*Job*.
Check each line of the listing, and copy it if it contains the word "hbqj".

Entries taken from a collection
= = = =
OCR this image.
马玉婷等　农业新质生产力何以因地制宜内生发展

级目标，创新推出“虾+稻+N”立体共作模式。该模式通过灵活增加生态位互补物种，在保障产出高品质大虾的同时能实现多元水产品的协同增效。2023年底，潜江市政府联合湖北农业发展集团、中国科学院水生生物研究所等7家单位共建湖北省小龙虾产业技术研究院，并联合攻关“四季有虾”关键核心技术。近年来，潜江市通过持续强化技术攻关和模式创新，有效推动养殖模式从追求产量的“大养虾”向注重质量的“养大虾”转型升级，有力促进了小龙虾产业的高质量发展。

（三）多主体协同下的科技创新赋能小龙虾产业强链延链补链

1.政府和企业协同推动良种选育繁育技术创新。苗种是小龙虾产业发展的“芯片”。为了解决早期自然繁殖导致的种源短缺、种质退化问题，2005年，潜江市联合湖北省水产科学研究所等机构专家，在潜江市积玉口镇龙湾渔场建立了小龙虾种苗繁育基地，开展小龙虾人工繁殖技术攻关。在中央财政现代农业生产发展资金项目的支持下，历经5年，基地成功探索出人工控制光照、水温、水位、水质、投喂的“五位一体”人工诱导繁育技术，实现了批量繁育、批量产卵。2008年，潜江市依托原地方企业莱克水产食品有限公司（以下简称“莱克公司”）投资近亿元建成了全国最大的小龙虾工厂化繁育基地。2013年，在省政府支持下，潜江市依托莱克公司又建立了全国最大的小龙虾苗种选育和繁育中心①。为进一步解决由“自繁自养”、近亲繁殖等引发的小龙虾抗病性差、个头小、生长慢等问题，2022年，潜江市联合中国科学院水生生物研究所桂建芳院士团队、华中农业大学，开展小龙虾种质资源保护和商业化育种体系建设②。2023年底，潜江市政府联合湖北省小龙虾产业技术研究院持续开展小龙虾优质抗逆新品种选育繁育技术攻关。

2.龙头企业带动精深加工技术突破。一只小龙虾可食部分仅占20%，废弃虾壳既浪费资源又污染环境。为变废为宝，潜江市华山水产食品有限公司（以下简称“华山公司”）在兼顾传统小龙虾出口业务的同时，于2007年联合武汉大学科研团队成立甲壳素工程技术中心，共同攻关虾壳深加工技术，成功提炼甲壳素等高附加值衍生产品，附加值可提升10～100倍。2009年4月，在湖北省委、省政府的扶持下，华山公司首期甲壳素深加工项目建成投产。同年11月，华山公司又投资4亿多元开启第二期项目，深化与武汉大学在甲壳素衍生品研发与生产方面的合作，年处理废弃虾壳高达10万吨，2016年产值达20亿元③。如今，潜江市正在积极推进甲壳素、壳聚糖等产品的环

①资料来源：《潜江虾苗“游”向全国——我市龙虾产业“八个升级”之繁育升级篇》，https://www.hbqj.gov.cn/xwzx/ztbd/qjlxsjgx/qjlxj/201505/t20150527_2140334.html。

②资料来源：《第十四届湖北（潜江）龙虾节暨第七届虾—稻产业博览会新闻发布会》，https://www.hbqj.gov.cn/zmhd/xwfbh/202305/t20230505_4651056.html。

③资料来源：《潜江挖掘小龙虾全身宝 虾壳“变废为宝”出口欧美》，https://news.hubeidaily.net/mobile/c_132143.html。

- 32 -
= = = =
*Final answer*.
①资料来源：《潜江虾苗“游”向全国——我市龙虾产业“八个升级”之繁育升级篇》，https://www.hbqj.gov.cn/xwzx/ztbd/qjlxsjgx/qjlxj/201505/t20150527_2140334.html。
②资料来源：《第十四届湖北（潜江）龙虾节暨第七届虾—稻产业博览会新闻发布会》，https://www.hbqj.gov.cn/zmhd/xwfbh/202305/t20230505_4651056.html。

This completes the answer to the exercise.